── SOURCE RECORDS ──

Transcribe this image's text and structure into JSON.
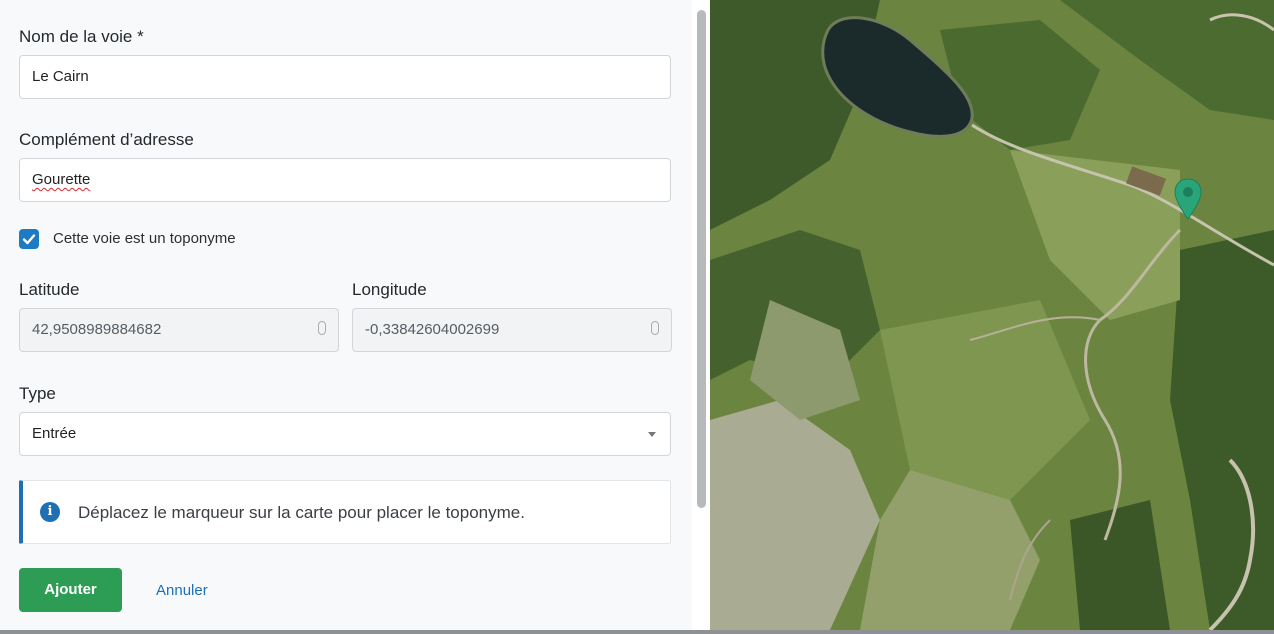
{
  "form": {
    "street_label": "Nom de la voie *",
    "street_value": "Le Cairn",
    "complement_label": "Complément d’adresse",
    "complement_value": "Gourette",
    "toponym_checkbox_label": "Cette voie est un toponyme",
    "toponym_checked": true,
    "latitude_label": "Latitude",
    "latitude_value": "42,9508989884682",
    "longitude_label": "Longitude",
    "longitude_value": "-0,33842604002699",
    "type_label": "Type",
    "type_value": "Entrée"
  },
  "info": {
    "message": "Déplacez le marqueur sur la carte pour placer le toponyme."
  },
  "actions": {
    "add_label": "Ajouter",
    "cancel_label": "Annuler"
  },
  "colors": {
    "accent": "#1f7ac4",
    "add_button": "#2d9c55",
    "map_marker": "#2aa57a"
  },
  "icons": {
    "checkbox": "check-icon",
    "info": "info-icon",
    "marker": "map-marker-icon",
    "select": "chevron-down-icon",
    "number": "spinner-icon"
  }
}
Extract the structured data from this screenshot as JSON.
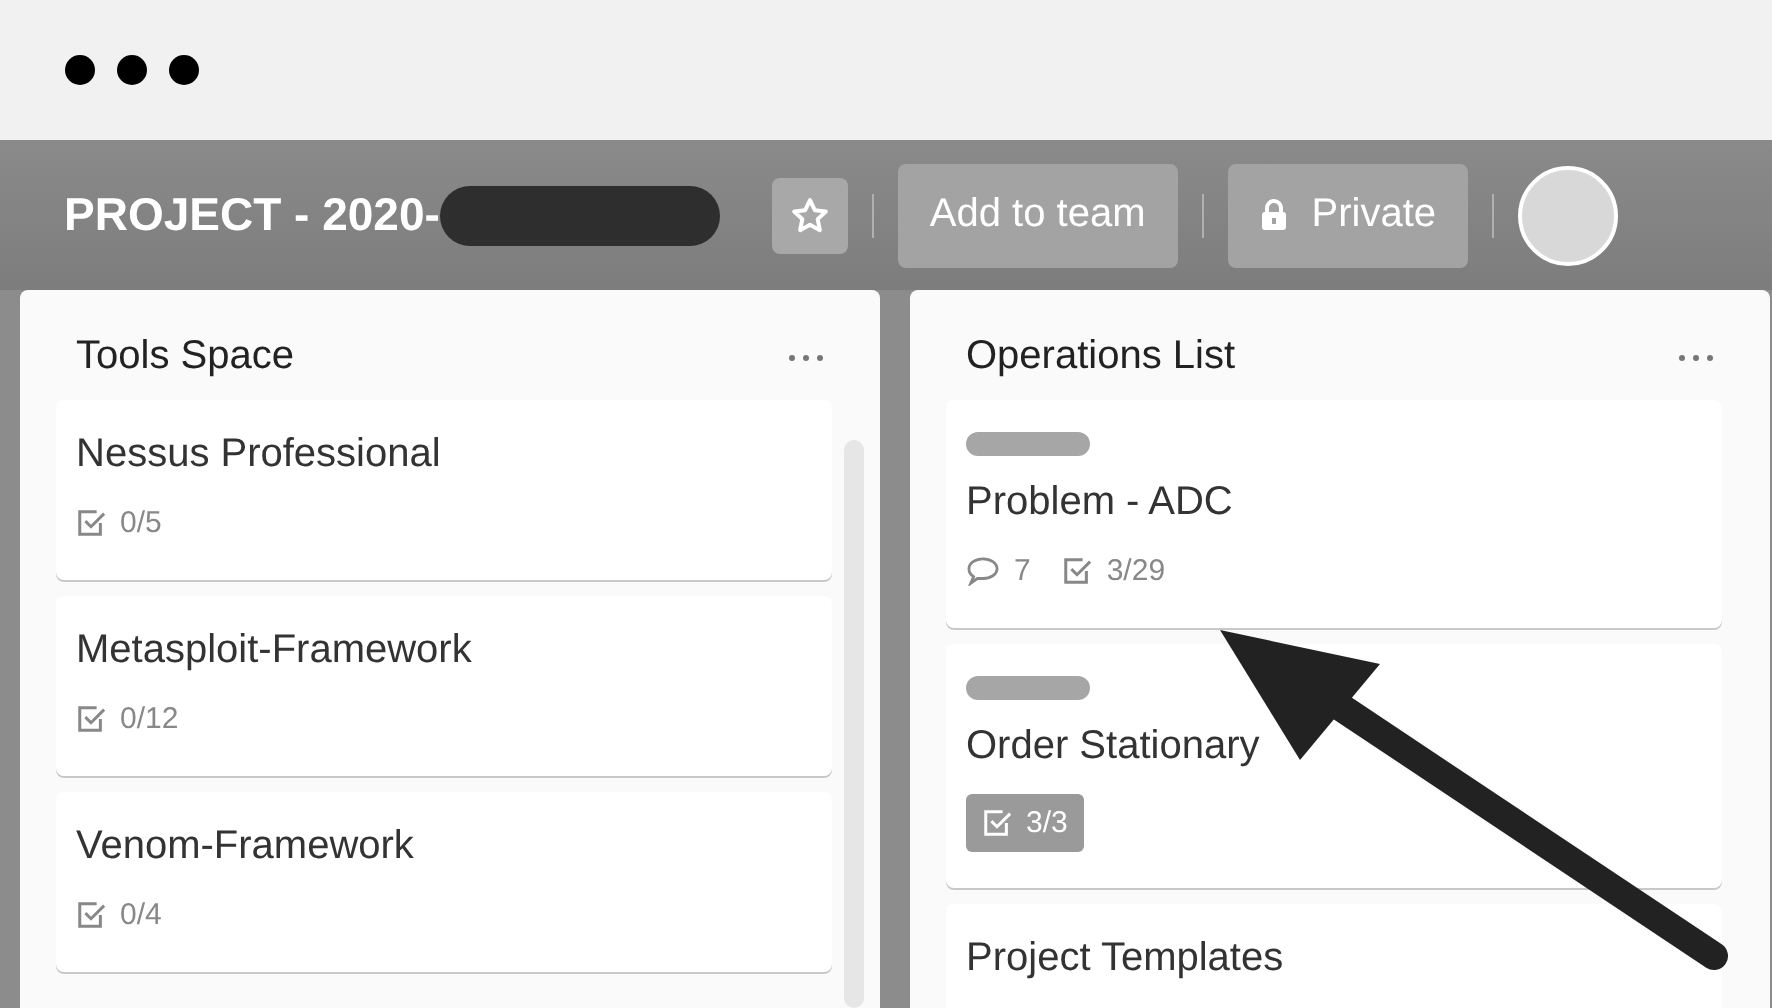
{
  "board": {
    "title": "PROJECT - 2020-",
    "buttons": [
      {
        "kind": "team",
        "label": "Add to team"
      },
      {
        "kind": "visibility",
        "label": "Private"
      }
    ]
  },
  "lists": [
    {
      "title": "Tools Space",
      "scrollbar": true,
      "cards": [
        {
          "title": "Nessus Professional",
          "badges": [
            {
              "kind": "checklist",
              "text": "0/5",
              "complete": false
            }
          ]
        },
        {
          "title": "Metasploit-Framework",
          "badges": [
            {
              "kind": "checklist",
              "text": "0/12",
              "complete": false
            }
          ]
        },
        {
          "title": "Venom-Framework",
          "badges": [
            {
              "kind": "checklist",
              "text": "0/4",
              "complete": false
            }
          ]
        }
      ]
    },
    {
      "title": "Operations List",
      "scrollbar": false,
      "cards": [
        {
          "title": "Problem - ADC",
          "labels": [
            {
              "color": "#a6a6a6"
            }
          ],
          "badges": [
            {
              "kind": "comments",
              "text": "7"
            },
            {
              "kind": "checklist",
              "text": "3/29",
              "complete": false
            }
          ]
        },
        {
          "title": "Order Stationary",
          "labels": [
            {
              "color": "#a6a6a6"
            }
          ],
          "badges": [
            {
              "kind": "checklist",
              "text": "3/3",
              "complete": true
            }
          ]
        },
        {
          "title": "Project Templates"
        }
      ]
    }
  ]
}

───

Give the number of lines in the entries that hold the word "title", and nothing else.

9